**What the task requires:**
Repeat the listing in full. Nothing may be added or left out.

**Records shown:**
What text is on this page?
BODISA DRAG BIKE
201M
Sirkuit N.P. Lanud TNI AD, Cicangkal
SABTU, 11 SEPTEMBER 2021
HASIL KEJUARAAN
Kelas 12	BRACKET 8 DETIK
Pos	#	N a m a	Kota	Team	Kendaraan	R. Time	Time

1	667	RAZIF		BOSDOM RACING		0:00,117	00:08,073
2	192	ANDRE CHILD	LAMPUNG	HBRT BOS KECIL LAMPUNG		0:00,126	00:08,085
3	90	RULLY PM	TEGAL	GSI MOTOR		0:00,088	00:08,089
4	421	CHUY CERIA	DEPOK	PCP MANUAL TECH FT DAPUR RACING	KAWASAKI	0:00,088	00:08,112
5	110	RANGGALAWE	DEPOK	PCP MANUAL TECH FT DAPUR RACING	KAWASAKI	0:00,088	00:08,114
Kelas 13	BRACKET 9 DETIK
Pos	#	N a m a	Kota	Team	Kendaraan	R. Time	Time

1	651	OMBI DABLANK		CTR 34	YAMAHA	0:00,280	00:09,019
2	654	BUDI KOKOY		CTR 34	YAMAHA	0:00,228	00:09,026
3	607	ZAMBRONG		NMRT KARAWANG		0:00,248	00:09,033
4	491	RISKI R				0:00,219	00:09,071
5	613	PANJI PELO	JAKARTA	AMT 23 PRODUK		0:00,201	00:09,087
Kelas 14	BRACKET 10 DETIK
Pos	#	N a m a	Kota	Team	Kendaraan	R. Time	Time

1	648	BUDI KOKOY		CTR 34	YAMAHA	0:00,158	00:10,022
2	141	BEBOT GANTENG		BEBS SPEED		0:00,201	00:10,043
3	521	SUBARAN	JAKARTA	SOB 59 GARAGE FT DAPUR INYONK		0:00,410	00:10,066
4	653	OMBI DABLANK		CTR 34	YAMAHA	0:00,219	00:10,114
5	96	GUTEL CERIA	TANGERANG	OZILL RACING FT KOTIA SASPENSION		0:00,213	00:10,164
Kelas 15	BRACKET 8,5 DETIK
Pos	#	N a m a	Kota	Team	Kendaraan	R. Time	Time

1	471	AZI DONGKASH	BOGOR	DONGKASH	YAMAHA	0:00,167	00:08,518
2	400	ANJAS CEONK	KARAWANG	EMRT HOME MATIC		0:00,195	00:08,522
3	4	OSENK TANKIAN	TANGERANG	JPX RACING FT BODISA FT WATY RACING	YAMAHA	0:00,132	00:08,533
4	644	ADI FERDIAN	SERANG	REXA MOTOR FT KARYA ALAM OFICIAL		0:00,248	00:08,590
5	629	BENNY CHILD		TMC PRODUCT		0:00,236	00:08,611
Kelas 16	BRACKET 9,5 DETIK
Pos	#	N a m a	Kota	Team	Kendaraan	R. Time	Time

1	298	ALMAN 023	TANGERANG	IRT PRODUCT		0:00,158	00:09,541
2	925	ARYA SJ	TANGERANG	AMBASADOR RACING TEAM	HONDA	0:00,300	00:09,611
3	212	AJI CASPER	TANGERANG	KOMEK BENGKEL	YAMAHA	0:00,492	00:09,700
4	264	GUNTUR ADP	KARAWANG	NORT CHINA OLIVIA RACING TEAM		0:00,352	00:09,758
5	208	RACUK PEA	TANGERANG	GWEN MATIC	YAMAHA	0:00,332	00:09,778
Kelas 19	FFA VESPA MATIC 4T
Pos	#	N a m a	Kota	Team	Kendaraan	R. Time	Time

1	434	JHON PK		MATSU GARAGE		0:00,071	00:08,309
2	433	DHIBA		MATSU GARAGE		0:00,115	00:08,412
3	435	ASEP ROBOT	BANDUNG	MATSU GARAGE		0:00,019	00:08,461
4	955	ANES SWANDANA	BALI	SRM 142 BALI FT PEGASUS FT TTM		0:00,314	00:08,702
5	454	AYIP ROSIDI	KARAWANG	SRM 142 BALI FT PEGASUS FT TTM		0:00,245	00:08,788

**Answer to the exercise:**
What text is on this page?
BODISA DRAG BIKE
201M
Sirkuit N.P. Lanud TNI AD, Cicangkal
SABTU, 11 SEPTEMBER 2021
HASIL KEJUARAAN
Kelas 12	BRACKET 8 DETIK
Pos	#	N a m a	Kota	Team	Kendaraan	R. Time	Time

1	667	RAZIF		BOSDOM RACING		0:00,117	00:08,073
2	192	ANDRE CHILD	LAMPUNG	HBRT BOS KECIL LAMPUNG		0:00,126	00:08,085
3	90	RULLY PM	TEGAL	GSI MOTOR		0:00,088	00:08,089
4	421	CHUY CERIA	DEPOK	PCP MANUAL TECH FT DAPUR RACING	KAWASAKI	0:00,088	00:08,112
5	110	RANGGALAWE	DEPOK	PCP MANUAL TECH FT DAPUR RACING	KAWASAKI	0:00,088	00:08,114
Kelas 13	BRACKET 9 DETIK
Pos	#	N a m a	Kota	Team	Kendaraan	R. Time	Time

1	651	OMBI DABLANK		CTR 34	YAMAHA	0:00,280	00:09,019
2	654	BUDI KOKOY		CTR 34	YAMAHA	0:00,228	00:09,026
3	607	ZAMBRONG		NMRT KARAWANG		0:00,248	00:09,033
4	491	RISKI R				0:00,219	00:09,071
5	613	PANJI PELO	JAKARTA	AMT 23 PRODUK		0:00,201	00:09,087
Kelas 14	BRACKET 10 DETIK
Pos	#	N a m a	Kota	Team	Kendaraan	R. Time	Time

1	648	BUDI KOKOY		CTR 34	YAMAHA	0:00,158	00:10,022
2	141	BEBOT GANTENG		BEBS SPEED		0:00,201	00:10,043
3	521	SUBARAN	JAKARTA	SOB 59 GARAGE FT DAPUR INYONK		0:00,410	00:10,066
4	653	OMBI DABLANK		CTR 34	YAMAHA	0:00,219	00:10,114
5	96	GUTEL CERIA	TANGERANG	OZILL RACING FT KOTIA SASPENSION		0:00,213	00:10,164
Kelas 15	BRACKET 8,5 DETIK
Pos	#	N a m a	Kota	Team	Kendaraan	R. Time	Time

1	471	AZI DONGKASH	BOGOR	DONGKASH	YAMAHA	0:00,167	00:08,518
2	400	ANJAS CEONK	KARAWANG	EMRT HOME MATIC		0:00,195	00:08,522
3	4	OSENK TANKIAN	TANGERANG	JPX RACING FT BODISA FT WATY RACING	YAMAHA	0:00,132	00:08,533
4	644	ADI FERDIAN	SERANG	REXA MOTOR FT KARYA ALAM OFICIAL		0:00,248	00:08,590
5	629	BENNY CHILD		TMC PRODUCT		0:00,236	00:08,611
Kelas 16	BRACKET 9,5 DETIK
Pos	#	N a m a	Kota	Team	Kendaraan	R. Time	Time

1	298	ALMAN 023	TANGERANG	IRT PRODUCT		0:00,158	00:09,541
2	925	ARYA SJ	TANGERANG	AMBASADOR RACING TEAM	HONDA	0:00,300	00:09,611
3	212	AJI CASPER	TANGERANG	KOMEK BENGKEL	YAMAHA	0:00,492	00:09,700
4	264	GUNTUR ADP	KARAWANG	NORT CHINA OLIVIA RACING TEAM		0:00,352	00:09,758
5	208	RACUK PEA	TANGERANG	GWEN MATIC	YAMAHA	0:00,332	00:09,778
Kelas 19	FFA VESPA MATIC 4T
Pos	#	N a m a	Kota	Team	Kendaraan	R. Time	Time

1	434	JHON PK		MATSU GARAGE		0:00,071	00:08,309
2	433	DHIBA		MATSU GARAGE		0:00,115	00:08,412
3	435	ASEP ROBOT	BANDUNG	MATSU GARAGE		0:00,019	00:08,461
4	955	ANES SWANDANA	BALI	SRM 142 BALI FT PEGASUS FT TTM		0:00,314	00:08,702
5	454	AYIP ROSIDI	KARAWANG	SRM 142 BALI FT PEGASUS FT TTM		0:00,245	00:08,788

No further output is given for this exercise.